Work to do
Read the listing below and copy out every line that holds "видео".

══ Provided records ══

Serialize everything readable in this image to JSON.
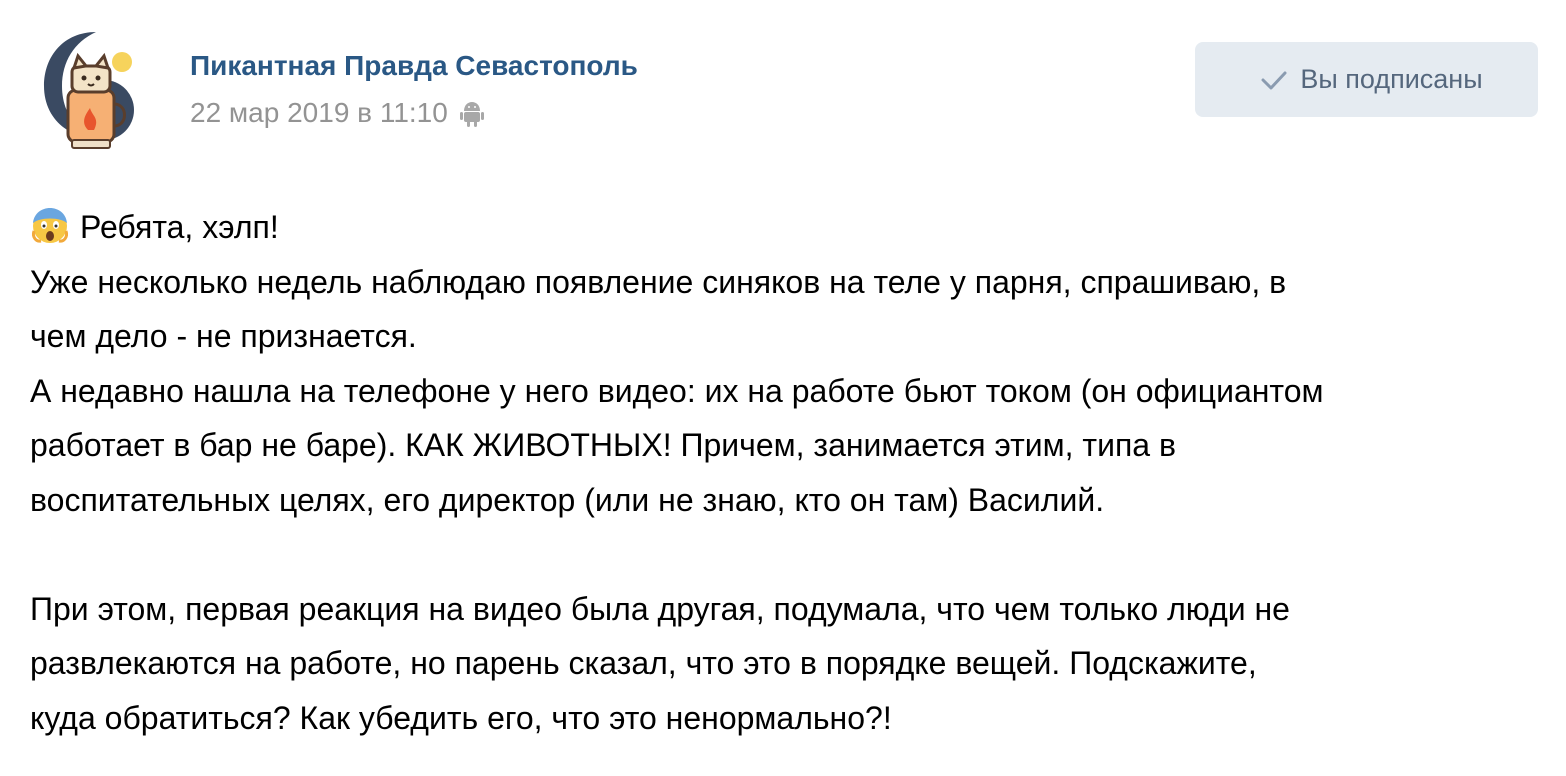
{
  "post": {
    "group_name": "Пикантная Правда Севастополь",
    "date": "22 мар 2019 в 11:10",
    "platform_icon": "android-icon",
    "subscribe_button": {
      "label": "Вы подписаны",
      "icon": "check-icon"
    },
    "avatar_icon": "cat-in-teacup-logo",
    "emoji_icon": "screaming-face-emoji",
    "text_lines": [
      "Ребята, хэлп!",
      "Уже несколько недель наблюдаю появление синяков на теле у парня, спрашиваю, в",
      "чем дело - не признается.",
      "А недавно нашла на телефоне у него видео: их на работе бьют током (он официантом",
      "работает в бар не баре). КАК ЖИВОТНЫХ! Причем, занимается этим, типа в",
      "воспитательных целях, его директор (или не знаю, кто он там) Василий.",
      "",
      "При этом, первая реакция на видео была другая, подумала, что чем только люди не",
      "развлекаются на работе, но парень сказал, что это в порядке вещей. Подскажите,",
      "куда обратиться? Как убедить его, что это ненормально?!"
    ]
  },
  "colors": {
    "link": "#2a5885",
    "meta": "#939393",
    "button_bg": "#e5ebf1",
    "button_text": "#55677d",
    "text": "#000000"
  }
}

═══

Output below
      "А недавно нашла на телефоне у него видео: их на работе бьют током (он официантом",
      "При этом, первая реакция на видео была другая, подумала, что чем только люди не",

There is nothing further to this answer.